**EXERCISE DETAILS:**
Show each line of the data below that has the string "Signalord" in it.

**DATA TO USE:**
..............................

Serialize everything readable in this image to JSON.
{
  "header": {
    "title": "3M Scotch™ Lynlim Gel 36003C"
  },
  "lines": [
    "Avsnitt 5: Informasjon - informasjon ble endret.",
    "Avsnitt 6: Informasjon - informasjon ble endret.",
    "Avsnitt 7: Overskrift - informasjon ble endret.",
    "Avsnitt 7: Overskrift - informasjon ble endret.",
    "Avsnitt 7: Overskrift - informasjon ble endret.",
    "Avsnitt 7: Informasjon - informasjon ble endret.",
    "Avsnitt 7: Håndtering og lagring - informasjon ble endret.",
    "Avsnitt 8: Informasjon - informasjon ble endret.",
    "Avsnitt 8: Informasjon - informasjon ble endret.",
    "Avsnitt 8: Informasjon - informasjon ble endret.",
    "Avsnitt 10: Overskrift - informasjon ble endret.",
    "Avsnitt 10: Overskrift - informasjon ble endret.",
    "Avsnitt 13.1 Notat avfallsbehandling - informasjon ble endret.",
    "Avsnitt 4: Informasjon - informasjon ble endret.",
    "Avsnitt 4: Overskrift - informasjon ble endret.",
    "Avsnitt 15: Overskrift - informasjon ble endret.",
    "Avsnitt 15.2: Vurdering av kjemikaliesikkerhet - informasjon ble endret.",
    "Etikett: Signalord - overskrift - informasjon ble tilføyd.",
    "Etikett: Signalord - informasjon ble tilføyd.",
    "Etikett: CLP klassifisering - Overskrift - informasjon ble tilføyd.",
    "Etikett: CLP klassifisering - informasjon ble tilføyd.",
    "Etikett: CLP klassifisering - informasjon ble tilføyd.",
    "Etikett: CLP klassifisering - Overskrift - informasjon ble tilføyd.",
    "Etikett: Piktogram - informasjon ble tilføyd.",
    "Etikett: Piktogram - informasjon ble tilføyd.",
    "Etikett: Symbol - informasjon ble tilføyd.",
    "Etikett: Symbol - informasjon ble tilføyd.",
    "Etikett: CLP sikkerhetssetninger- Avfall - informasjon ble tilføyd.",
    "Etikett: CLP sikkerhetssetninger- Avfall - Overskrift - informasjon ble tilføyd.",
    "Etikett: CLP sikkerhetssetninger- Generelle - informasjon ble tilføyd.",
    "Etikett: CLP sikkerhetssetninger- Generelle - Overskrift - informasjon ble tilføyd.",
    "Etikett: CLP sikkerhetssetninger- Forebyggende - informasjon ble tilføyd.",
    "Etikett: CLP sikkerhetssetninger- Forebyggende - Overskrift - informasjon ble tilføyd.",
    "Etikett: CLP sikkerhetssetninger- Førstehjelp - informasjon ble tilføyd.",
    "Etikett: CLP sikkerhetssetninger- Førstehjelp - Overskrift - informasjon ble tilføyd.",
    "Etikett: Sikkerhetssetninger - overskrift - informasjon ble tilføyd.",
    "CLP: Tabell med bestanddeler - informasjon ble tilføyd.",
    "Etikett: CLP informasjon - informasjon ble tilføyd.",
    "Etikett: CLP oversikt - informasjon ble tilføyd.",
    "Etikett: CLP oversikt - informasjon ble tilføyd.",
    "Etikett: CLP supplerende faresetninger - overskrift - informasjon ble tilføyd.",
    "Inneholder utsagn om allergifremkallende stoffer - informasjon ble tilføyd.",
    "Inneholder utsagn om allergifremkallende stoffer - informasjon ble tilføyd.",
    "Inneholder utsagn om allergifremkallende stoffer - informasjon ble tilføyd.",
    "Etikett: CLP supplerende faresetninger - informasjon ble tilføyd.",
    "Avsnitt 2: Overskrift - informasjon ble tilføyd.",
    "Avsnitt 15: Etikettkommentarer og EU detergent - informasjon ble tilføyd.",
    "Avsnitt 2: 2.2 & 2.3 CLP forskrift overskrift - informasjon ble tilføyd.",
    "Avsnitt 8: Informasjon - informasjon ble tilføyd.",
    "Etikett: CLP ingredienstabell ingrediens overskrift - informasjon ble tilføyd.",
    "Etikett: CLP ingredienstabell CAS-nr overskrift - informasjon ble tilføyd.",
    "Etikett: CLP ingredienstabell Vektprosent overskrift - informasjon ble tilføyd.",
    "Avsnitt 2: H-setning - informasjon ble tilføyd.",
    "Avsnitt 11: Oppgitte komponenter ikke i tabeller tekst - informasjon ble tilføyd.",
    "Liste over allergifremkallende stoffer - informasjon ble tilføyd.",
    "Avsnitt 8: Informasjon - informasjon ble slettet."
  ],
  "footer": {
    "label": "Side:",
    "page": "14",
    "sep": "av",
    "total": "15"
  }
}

..............................

**ANSWER TO THIS TASK:**
    "Etikett: Signalord - overskrift - informasjon ble tilføyd.",
    "Etikett: Signalord - informasjon ble tilføyd.",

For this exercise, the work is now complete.